#### Stated goal:
Tally the lines holding the string "PMESP" and reply with that number alone.
— start of Information provided —
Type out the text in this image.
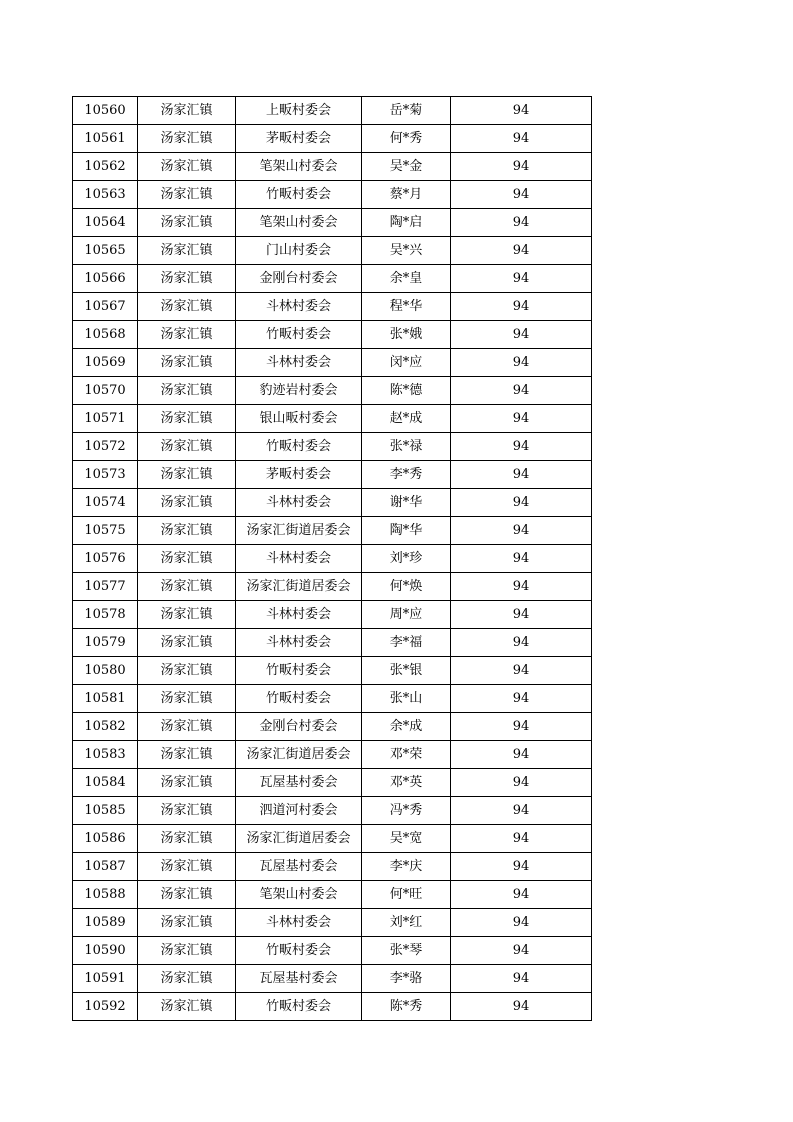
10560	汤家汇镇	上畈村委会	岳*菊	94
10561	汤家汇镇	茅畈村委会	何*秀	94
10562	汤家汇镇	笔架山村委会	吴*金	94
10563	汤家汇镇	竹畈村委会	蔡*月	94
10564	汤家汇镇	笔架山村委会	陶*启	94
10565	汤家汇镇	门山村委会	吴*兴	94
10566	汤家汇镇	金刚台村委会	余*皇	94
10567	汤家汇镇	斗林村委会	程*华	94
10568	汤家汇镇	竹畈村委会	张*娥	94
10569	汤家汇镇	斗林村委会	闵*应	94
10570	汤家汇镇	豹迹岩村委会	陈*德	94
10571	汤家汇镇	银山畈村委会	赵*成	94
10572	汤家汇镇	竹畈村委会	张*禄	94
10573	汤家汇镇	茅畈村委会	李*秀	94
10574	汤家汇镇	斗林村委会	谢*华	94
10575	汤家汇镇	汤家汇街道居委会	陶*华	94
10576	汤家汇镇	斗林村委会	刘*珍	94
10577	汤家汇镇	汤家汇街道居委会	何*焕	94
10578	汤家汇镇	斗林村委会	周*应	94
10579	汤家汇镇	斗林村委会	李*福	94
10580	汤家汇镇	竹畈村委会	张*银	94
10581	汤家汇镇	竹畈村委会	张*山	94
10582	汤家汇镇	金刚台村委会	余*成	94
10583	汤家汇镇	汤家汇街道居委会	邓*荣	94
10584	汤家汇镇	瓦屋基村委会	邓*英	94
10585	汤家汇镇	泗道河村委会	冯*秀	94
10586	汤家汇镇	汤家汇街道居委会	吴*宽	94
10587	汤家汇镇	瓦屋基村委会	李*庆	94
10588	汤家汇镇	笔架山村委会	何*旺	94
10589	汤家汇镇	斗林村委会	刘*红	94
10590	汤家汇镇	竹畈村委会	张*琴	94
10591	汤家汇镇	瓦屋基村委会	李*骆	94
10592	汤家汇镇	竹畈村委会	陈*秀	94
— end of Information provided —
— start of Information provided —
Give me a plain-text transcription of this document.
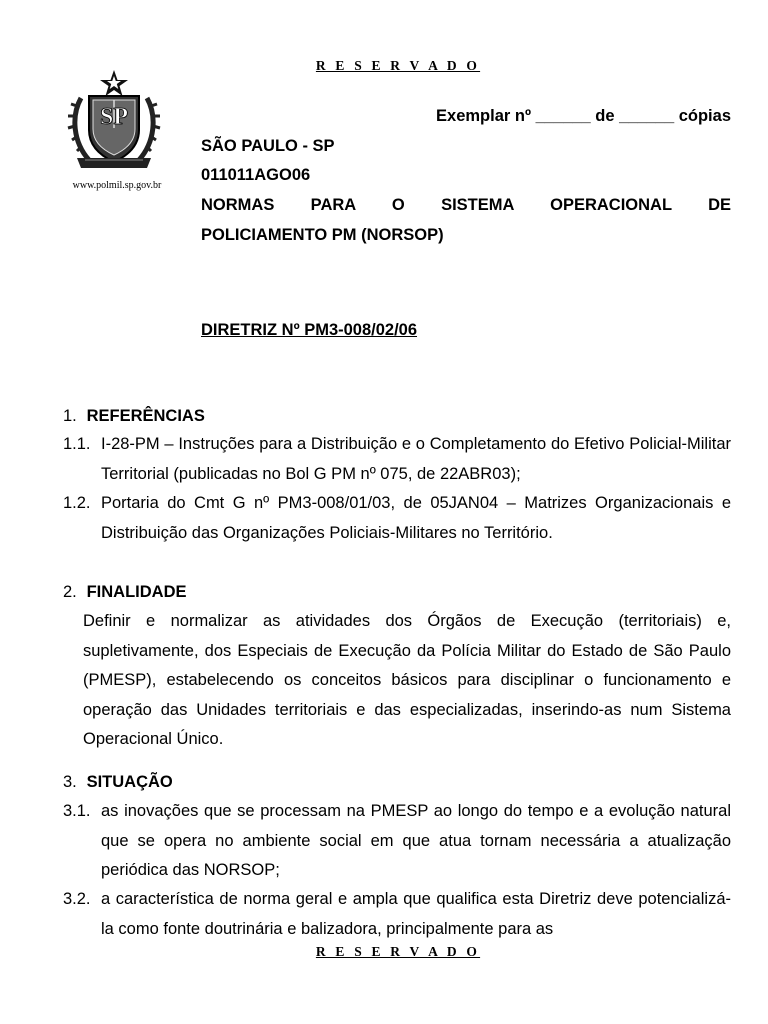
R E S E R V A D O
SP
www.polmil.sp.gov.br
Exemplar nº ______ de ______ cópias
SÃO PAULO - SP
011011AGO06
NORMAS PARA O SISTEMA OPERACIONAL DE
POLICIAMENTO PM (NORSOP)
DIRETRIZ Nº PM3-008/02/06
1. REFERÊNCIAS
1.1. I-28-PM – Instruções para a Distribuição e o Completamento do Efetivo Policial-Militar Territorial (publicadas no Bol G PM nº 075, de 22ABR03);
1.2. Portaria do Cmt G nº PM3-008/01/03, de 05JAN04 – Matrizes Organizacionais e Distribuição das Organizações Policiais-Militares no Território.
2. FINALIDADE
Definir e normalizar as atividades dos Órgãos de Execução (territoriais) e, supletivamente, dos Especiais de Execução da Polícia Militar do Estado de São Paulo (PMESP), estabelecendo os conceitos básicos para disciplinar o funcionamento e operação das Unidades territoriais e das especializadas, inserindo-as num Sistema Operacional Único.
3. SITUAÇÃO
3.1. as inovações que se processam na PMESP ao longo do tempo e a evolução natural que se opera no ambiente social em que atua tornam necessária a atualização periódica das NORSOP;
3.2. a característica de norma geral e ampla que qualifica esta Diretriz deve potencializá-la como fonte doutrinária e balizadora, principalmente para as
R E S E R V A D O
— end of Information provided —
#### Result:
2